Exercise goal
Look through the listing for the word "在生活中". Copy each line that has it.

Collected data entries
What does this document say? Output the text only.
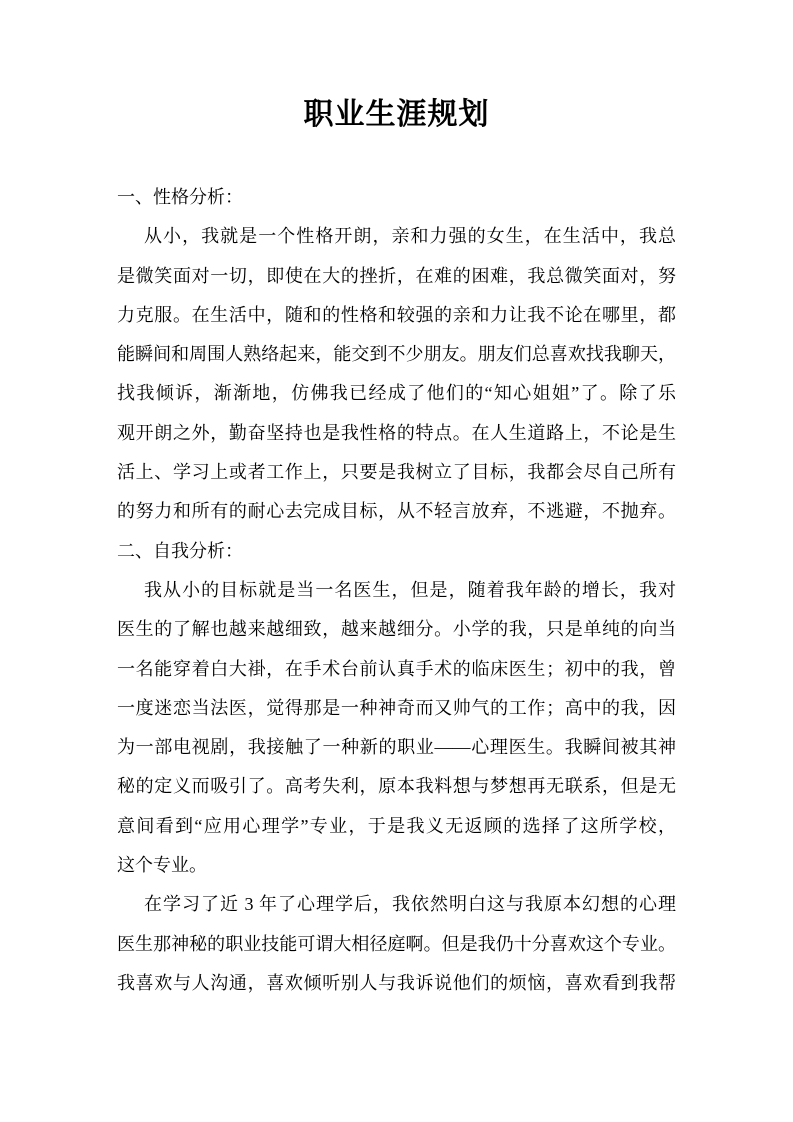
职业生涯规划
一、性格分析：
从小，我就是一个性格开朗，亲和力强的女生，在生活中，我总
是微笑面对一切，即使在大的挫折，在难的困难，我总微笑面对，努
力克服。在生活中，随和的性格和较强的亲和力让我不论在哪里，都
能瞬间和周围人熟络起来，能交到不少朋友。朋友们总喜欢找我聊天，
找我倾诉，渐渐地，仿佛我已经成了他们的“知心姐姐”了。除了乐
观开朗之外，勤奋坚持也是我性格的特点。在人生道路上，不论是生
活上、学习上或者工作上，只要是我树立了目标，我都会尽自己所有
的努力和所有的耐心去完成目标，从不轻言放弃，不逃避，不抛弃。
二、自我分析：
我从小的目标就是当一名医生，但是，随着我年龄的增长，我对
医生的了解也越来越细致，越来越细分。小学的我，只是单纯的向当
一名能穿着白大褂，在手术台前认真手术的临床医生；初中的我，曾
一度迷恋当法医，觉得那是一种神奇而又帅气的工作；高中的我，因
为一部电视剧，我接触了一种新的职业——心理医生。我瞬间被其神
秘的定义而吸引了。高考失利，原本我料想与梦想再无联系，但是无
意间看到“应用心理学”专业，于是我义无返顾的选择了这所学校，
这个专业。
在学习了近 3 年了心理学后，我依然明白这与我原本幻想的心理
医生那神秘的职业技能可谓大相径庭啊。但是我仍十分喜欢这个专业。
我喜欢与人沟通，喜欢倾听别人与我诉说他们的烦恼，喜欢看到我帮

Response to the task
从小，我就是一个性格开朗，亲和力强的女生，在生活中，我总
力克服。在生活中，随和的性格和较强的亲和力让我不论在哪里，都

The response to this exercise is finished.